**Work to do:** For each line below that includes the word "text", make a copy.

##### Given entries

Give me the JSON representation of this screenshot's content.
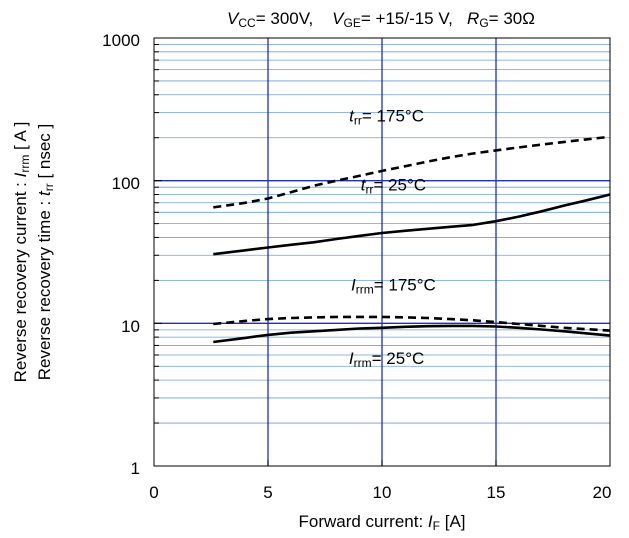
{
  "chart_data": {
    "type": "line",
    "title_parts": {
      "vcc_var": "V",
      "vcc_sub": "CC",
      "vcc_val": "= 300V,",
      "vge_var": "V",
      "vge_sub": "GE",
      "vge_val": "= +15/-15 V,",
      "rg_var": "R",
      "rg_sub": "G",
      "rg_val": "= 30Ω"
    },
    "xlabel": {
      "text": "Forward current: ",
      "var": "I",
      "sub": "F",
      "unit": " [A]"
    },
    "ylabel": {
      "line1": {
        "text": "Reverse recovery current  :  ",
        "var": "I",
        "sub": "rrm",
        "unit": "  [ A ]"
      },
      "line2": {
        "text": "Reverse recovery time  :  ",
        "var": "t",
        "sub": "rr",
        "unit": "  [ nsec ]"
      }
    },
    "xlim": [
      0,
      20
    ],
    "ylim": [
      1,
      1000
    ],
    "yscale": "log",
    "xticks": [
      "0",
      "5",
      "10",
      "15",
      "20"
    ],
    "yticks": [
      "1",
      "10",
      "100",
      "1000"
    ],
    "grid": true,
    "series": [
      {
        "var": "t",
        "sub": "rr",
        "suffix": "= 175°C",
        "style": "dashed",
        "label_x": 10.2,
        "label_y": 260,
        "x": [
          2.6,
          4,
          5,
          6,
          7,
          8,
          9,
          10,
          11,
          12,
          13,
          14,
          15,
          16,
          17,
          18,
          19,
          20
        ],
        "y": [
          65,
          70,
          75,
          83,
          92,
          100,
          108,
          117,
          126,
          136,
          146,
          155,
          163,
          171,
          179,
          187,
          195,
          203
        ]
      },
      {
        "var": "t",
        "sub": "rr",
        "suffix": "= 25°C",
        "style": "solid",
        "label_x": 10.5,
        "label_y": 85,
        "x": [
          2.6,
          4,
          5,
          6,
          7,
          8,
          9,
          10,
          11,
          12,
          13,
          14,
          15,
          16,
          17,
          18,
          19,
          20
        ],
        "y": [
          30.5,
          32.5,
          34,
          35.5,
          37,
          39,
          41,
          43,
          44.5,
          46,
          47.5,
          49,
          52,
          56,
          61,
          67,
          73,
          80
        ]
      },
      {
        "var": "I",
        "sub": "rrm",
        "suffix": "= 175°C",
        "style": "dashed",
        "label_x": 10.5,
        "label_y": 17,
        "x": [
          2.6,
          4,
          5,
          6,
          7,
          8,
          9,
          10,
          11,
          12,
          13,
          14,
          15,
          16,
          17,
          18,
          19,
          20
        ],
        "y": [
          9.9,
          10.4,
          10.7,
          10.9,
          11.0,
          11.1,
          11.1,
          11.1,
          11.0,
          10.9,
          10.7,
          10.5,
          10.2,
          9.9,
          9.6,
          9.3,
          9.1,
          8.9
        ]
      },
      {
        "var": "I",
        "sub": "rrm",
        "suffix": "= 25°C",
        "style": "solid",
        "label_x": 10.2,
        "label_y": 5.2,
        "x": [
          2.6,
          4,
          5,
          6,
          7,
          8,
          9,
          10,
          11,
          12,
          13,
          14,
          15,
          16,
          17,
          18,
          19,
          20
        ],
        "y": [
          7.4,
          7.9,
          8.3,
          8.6,
          8.8,
          9.0,
          9.2,
          9.3,
          9.45,
          9.55,
          9.6,
          9.6,
          9.5,
          9.3,
          9.05,
          8.8,
          8.5,
          8.2
        ]
      }
    ]
  }
}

##########

**Finished answer:**
      "text": "Forward current: ",
        "text": "Reverse recovery current  :  ",
        "text": "Reverse recovery time  :  ",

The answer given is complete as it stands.